▶ [The problem]
How many lines of the records below contain the word "reach"? Reply with the number alone.

▶ [Data entries]
>>>>>
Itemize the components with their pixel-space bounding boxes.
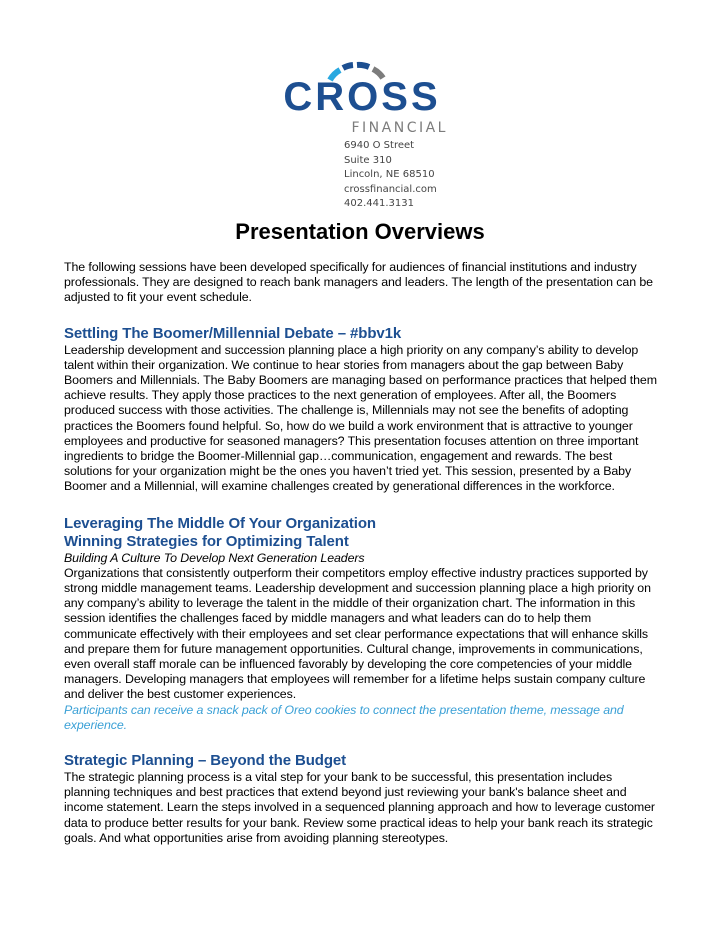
address-website: crossfinancial.com	[344, 183, 437, 195]
section-title: Leveraging The Middle Of Your Organization	[64, 514, 376, 532]
cross-financial-logo	[262, 58, 462, 138]
logo-brand-name: CROSS	[283, 75, 441, 119]
section-boomer-millennial	[64, 325, 659, 495]
section-note: Participants can receive a snack pack of Oreo cookies to connect the presentation theme, message and experience.	[64, 702, 624, 732]
intro-paragraph: The following sessions have been developed specifically for audiences of financial institutions and industry professionals. They are designed to reach bank managers and leaders. The length of the presentation can be adjusted to fit your event schedule.	[64, 260, 653, 305]
content	[64, 260, 659, 846]
address-street: 6940 O Street	[344, 140, 415, 151]
section-middle-organization	[64, 515, 659, 733]
section-title-2: Winning Strategies for Optimizing Talent	[64, 532, 349, 550]
address-suite: Suite 310	[344, 154, 392, 166]
address-city: Lincoln, NE 68510	[344, 169, 435, 180]
section-body: Organizations that consistently outperform their competitors employ effective industry practices supported by strong middle management teams. Leadership development and succession planning place a high priority on any company’s ability to leverage the talent in the middle of their organization chart. The information in this session identifies the challenges faced by middle managers and what leaders can do to help them communicate effectively with their employees and set clear performance expectations that will enhance skills and prepare them for future management opportunities. Cultural change, improvements in communications, even overall staff morale can be influenced favorably by developing the core competencies of your middle managers. Developing managers that employees will remember for a lifetime helps sustain company culture and deliver the best customer experiences.	[64, 565, 651, 702]
section-strategic-planning	[64, 752, 659, 846]
section-title: Settling The Boomer/Millennial Debate – #bbv1k	[64, 324, 402, 342]
section-body: The strategic planning process is a vital step for your bank to be successful, this presentation includes planning techniques and best practices that extend beyond just reviewing your bank's balance sheet and income statement. Learn the steps involved in a sequenced planning approach and how to leverage customer data to produce better results for your bank. Review some practical ideas to help your bank reach its strategic goals. And what opportunities arise from avoiding planning stereotypes.	[64, 770, 655, 845]
address-block	[344, 139, 437, 212]
section-body: Leadership development and succession planning place a high priority on any company’s ability to develop talent within their organization. We continue to hear stories from managers about the gap between Baby Boomers and Millennials. The Baby Boomers are managing based on performance practices that helped them achieve results. They apply those practices to the next generation of employees. After all, the Boomers produced success with those activities. The challenge is, Millennials may not see the benefits of adopting practices the Boomers found helpful. So, how do we build a work environment that is attractive to younger employees and productive for seasoned managers? This presentation focuses attention on three important ingredients to bridge the Boomer-Millennial gap…communication, engagement and rewards. The best solutions for your organization might be the ones you haven’t tried yet. This session, presented by a Baby Boomer and a Millennial, will examine challenges created by generational differences in the workforce.	[64, 342, 657, 494]
page-title: Presentation Overviews	[235, 219, 485, 244]
section-title: Strategic Planning – Beyond the Budget	[64, 752, 347, 770]
address-phone: 402.441.3131	[344, 198, 414, 209]
section-subtitle: Building A Culture To Develop Next Generation Leaders	[64, 550, 365, 565]
logo-brand-sub: FINANCIAL	[351, 120, 448, 136]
<<<<<
▶ [Response to the task]
2